[TASK MATERIAL start]
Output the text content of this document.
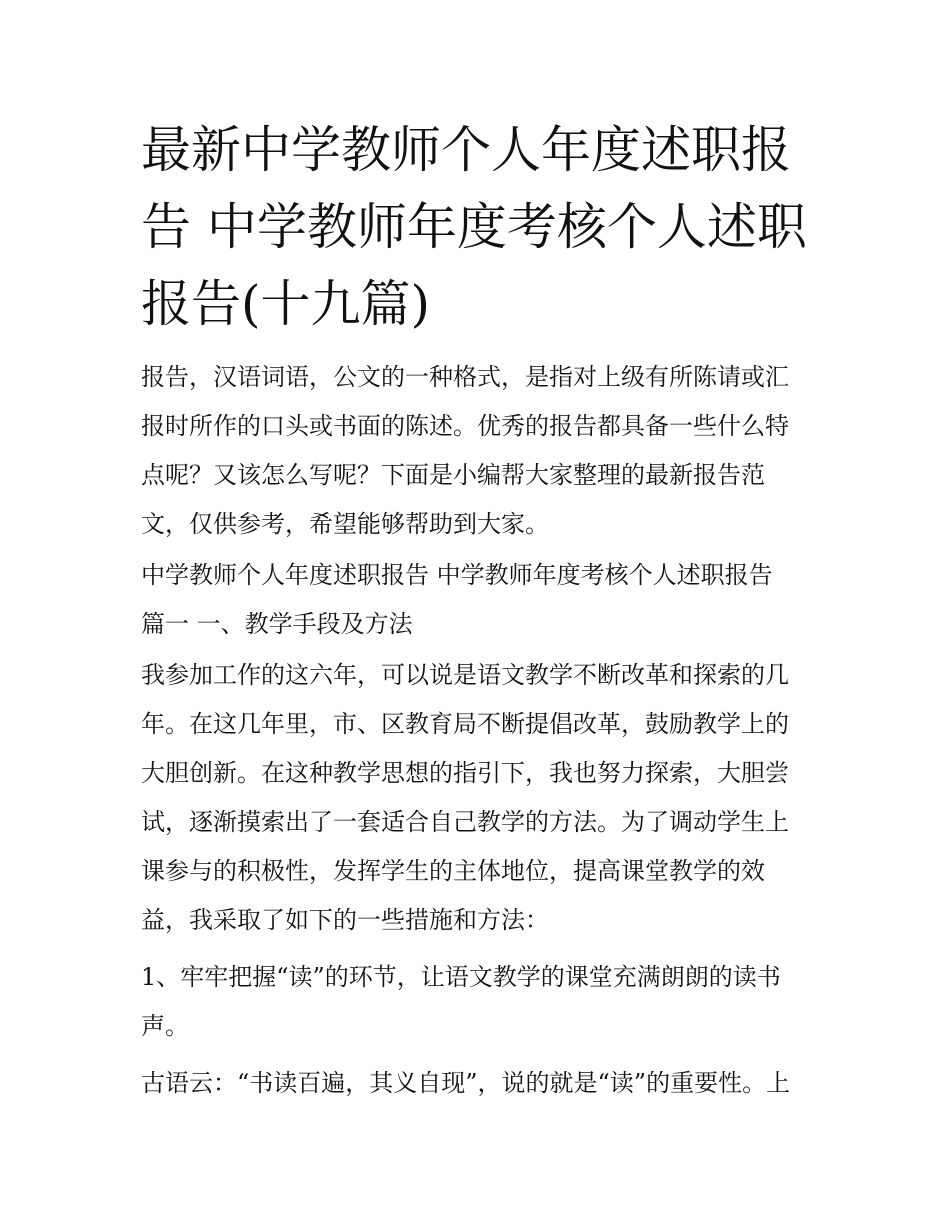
最新中学教师个人年度述职报
告 中学教师年度考核个人述职
报告(十九篇)

报告，汉语词语，公文的一种格式，是指对上级有所陈请或汇
报时所作的口头或书面的陈述。优秀的报告都具备一些什么特
点呢？又该怎么写呢？下面是小编帮大家整理的最新报告范
文，仅供参考，希望能够帮助到大家。

中学教师个人年度述职报告 中学教师年度考核个人述职报告
篇一 一、教学手段及方法

我参加工作的这六年，可以说是语文教学不断改革和探索的几
年。在这几年里，市、区教育局不断提倡改革，鼓励教学上的
大胆创新。在这种教学思想的指引下，我也努力探索，大胆尝
试，逐渐摸索出了一套适合自己教学的方法。为了调动学生上
课参与的积极性，发挥学生的主体地位，提高课堂教学的效
益，我采取了如下的一些措施和方法：

1、牢牢把握“读”的环节，让语文教学的课堂充满朗朗的读书
声。

古语云：“书读百遍，其义自现”，说的就是“读”的重要性。上
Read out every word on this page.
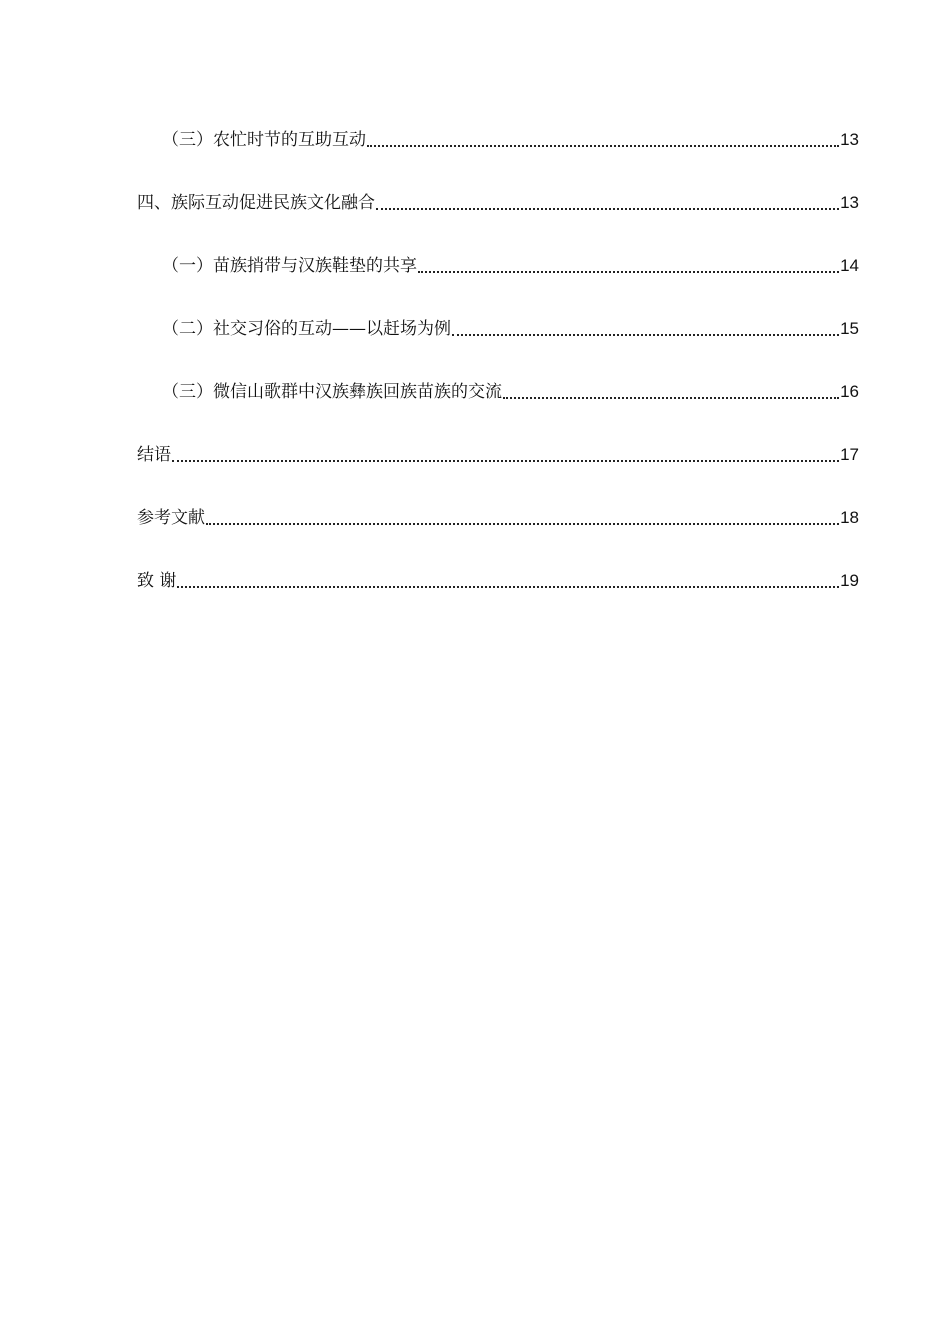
（三）农忙时节的互助互动	13
四、族际互动促进民族文化融合	13
（一）苗族捎带与汉族鞋垫的共享	14
（二）社交习俗的互动——以赶场为例	15
（三）微信山歌群中汉族彝族回族苗族的交流	16
结语	17
参考文献	18
致 谢	19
[TASK MATERIAL end]
# [STATED TASK]
Reproduce all of the material exactly, apart from the pictures.

# [COMPLETE OUTPUT]
Output the text content of this document.
最新中学教师个人年度述职报
告 中学教师年度考核个人述职
报告(十九篇)

报告，汉语词语，公文的一种格式，是指对上级有所陈请或汇
报时所作的口头或书面的陈述。优秀的报告都具备一些什么特
点呢？又该怎么写呢？下面是小编帮大家整理的最新报告范
文，仅供参考，希望能够帮助到大家。

中学教师个人年度述职报告 中学教师年度考核个人述职报告
篇一 一、教学手段及方法

我参加工作的这六年，可以说是语文教学不断改革和探索的几
年。在这几年里，市、区教育局不断提倡改革，鼓励教学上的
大胆创新。在这种教学思想的指引下，我也努力探索，大胆尝
试，逐渐摸索出了一套适合自己教学的方法。为了调动学生上
课参与的积极性，发挥学生的主体地位，提高课堂教学的效
益，我采取了如下的一些措施和方法：

1、牢牢把握“读”的环节，让语文教学的课堂充满朗朗的读书
声。

古语云：“书读百遍，其义自现”，说的就是“读”的重要性。上
Read out every word on this page.
（三）农忙时节的互助互动	13
四、族际互动促进民族文化融合	13
（一）苗族捎带与汉族鞋垫的共享	14
（二）社交习俗的互动——以赶场为例	15
（三）微信山歌群中汉族彝族回族苗族的交流	16
结语	17
参考文献	18
致 谢	19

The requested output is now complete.